START Text block

But just because we've discarded clusters doesn't mean that we're finished. Indeed, at this stage we noticed that the remaining dataset was still heavily skewed towards advertising data. We thus continued our cleanup by applying a simple classifier to the already filtered dataset, removing an additional 19% of the original data from the dataset. With advertisements heavily downsampled, we then decided to target improving the overall quality of the rest of the dataset. Because our heuristic filters can miss certain forms of profanity and non-English documents, we then applied tooling to detect the quality of documents. In this particular instance, we discarded documents that were either profane or contained low-quality writing. Remarkably, this led to an additional reduction of around 14%.
Before continuing, we briefly mention that this work is very much worth doing. Indeed, applying these filtering steps on our example dataset led to an improvement against the baseline on all of the pre-training benchmarks that we use, with an average relative improvement of around 5%, the largest relative improvement being as large as 150% against the baseline. This improvement is large enough that we regularly apply these steps to hundreds of datasets as part of producing our pre-training data mixes. More broadly, using data filtering (along with the other parts of our data pipelines) leads to datasets that achieve significantly better results than any currently available open source datasets across our many ablations.
Deduplication
We now turn our attention to deduplication. We'll first describe how we handle file-level fuzzy deduplication and then we'll look at repository-level fuzzy deduplication. We'll then discuss how we implement deduplication from an implementation perspective.
Before getting too far into deduplication, though, we'll first discuss why we run deduplication at all. Intuitively, deduplication improves a model's downstream performance by removing accidental data upsampling in a particular dataset; and as a result, we pay special attention to its role in our pipeline. Additionally, deduplication is the first step of the pipeline that involves interaction between multiple separate datasets—after all, we filter datasets individually—so we need to be careful to handle multiple data assets without degrading the overall dataset quality.

END Text block
START Records shown

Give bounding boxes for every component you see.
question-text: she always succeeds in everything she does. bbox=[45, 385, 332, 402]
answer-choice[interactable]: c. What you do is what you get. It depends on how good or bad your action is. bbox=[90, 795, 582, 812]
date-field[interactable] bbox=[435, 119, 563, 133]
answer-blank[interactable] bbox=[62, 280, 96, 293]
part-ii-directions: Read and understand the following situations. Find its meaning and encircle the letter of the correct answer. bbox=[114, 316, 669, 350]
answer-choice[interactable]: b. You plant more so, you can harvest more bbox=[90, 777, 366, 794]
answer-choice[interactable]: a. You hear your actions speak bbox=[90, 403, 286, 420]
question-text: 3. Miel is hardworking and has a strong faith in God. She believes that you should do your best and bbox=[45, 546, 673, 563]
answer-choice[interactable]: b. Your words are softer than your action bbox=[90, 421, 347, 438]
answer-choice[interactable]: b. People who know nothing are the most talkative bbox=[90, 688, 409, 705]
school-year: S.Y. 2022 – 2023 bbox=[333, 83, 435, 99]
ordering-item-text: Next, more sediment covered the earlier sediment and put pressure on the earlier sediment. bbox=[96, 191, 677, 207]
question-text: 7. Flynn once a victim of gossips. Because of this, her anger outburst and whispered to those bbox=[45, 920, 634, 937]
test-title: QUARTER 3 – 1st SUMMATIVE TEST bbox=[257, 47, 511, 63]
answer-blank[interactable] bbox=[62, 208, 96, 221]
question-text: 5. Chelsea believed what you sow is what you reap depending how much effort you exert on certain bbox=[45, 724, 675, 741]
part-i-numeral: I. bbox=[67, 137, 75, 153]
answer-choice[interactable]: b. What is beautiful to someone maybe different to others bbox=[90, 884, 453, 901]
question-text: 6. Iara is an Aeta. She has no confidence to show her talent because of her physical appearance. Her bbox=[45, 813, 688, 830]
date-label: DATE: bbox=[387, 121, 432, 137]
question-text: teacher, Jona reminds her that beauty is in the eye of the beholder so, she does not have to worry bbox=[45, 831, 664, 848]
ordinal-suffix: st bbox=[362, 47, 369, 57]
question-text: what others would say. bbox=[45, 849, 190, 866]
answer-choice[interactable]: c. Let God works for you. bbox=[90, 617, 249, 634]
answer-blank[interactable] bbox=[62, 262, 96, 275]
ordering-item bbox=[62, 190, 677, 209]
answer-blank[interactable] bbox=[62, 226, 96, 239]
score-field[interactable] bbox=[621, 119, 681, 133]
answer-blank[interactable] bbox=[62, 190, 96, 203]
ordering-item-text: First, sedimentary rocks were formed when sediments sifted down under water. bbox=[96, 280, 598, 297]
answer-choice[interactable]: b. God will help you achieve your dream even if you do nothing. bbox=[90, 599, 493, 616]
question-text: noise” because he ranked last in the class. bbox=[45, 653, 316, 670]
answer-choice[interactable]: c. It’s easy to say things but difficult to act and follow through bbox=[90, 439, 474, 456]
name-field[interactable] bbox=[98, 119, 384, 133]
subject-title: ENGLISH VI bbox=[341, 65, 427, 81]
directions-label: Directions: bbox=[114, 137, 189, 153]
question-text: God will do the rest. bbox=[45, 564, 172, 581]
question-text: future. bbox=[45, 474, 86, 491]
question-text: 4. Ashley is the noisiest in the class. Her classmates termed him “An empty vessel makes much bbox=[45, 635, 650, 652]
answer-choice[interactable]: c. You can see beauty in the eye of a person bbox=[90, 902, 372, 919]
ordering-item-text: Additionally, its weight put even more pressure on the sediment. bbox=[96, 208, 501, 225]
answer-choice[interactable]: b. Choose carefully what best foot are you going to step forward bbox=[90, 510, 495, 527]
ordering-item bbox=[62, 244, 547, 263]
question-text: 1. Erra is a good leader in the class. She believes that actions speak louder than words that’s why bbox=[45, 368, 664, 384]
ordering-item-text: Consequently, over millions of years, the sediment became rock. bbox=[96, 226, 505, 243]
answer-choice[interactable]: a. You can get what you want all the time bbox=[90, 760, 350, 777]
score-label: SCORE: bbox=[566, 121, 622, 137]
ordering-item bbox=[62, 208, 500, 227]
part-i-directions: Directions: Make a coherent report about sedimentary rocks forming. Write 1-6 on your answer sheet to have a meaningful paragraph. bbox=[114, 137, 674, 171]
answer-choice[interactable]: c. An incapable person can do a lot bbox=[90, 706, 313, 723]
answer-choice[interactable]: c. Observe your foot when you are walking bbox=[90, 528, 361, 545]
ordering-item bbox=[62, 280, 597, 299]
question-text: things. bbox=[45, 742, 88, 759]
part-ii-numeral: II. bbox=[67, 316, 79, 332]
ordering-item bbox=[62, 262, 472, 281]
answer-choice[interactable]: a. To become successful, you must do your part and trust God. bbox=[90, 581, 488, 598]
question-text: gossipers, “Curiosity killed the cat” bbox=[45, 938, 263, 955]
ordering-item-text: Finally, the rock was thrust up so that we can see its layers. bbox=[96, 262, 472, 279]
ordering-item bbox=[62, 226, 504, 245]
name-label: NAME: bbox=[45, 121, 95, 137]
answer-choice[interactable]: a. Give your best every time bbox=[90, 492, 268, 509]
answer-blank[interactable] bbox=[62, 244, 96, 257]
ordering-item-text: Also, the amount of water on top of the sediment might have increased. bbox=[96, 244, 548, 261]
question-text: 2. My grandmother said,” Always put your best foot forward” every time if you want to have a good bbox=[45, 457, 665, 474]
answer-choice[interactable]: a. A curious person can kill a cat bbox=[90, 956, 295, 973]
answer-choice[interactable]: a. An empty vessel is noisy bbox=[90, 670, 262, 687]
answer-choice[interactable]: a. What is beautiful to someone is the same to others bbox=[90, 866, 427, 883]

END Records shown

Continue the passage on filtering and deduplicating pre-training data, starting right after its final sentence.

At a high-level, we apply fuzzy deduplication to our datasets by using a variant of Ioffe's Weighted MinHash scheme. We chose this approach compared to alternatives like SimHash due to its superior precision across a broad range of similarity thresholds []. This higher precision in identifying near-duplicate documents enables us to maintain the quality and diversity of our datasets more effectively. Before continuing, we recall that MinHash (and all of its variants) approximate the Jaccard similarity metric (i.e. the ratio between the intersection and union of two distinct sets). In contrast, Weighted MinHash expands on this scheme by incorporating weighting by term frequencies, producing a higher level of accuracy.
Now let’s talk about the process in more detail. Our deduplication process begins with building a comprehensive vocabulary for the entire corpus, alongside counting the frequency of each token. This step ensures that the importance of each token is properly weighted relative to its distribution across documents, setting a meaningful baseline for similarity comparisons. In the case of natural language documents, we tokenize input documents by applying a simple pre-trained tokenizer, allowing for efficient vocabulary building. On the other hand, for code documents, we apply language-specific tokenizers to ensure that certain tokens—like semi-colons—are not over represented in the final vocabulary.
The next step in our pipeline is to use the frequency table to map each document into a new, weighted-bag-of-words representation. Each representation is accompanied by certain bits of metadata, like the document’s original identifier.
Once this representation has been built, we stream it into the actual MinHash step. Intuitively, the MinHash step accepts an input representation and produces as output a single b
bit hash. We then divide this b
bit hash into several bands of k
bits each; each set of k
bits represents a separate key in a global hash table, mapping each document to b / k
separate buckets. The exact values of b
and k
depend on the desired similarity level, but optimal values for b
and k
are easy to compute for a given similarity level. Practically speaking, documents that are mapped to the same slots in the hashtable are likely to be near-duplicates under the hashing scheme.
We now need to process the buckets in our hash table. As each document is mapped to b / k
separate buckets, our hash table acts as an unmaterialized graph between documents, with edges representing similarity relationships between documents. By materializing this graph, we can identify connected components of documents linked by similarity. Then, once a connected component has been found, we need to process these connected components in some way. Instead of treating each connected component as a clique (where choosing a single document would suffice), we approach the deduplication problem by solving the search Vertex Cover problem on the connected components. This choice is motivated by the fact that similarity edges are not strictly transitive, and simply picking one document risks losing important content. The Vertex Cover solution selects a subset of documents that collectively "cover" all similarity edges, which better preserves the variety within each component. Practically, we apply a straightforward greedy heuristic to approximate the Vertex Cover, which performs comparably to exact solvers in most cases.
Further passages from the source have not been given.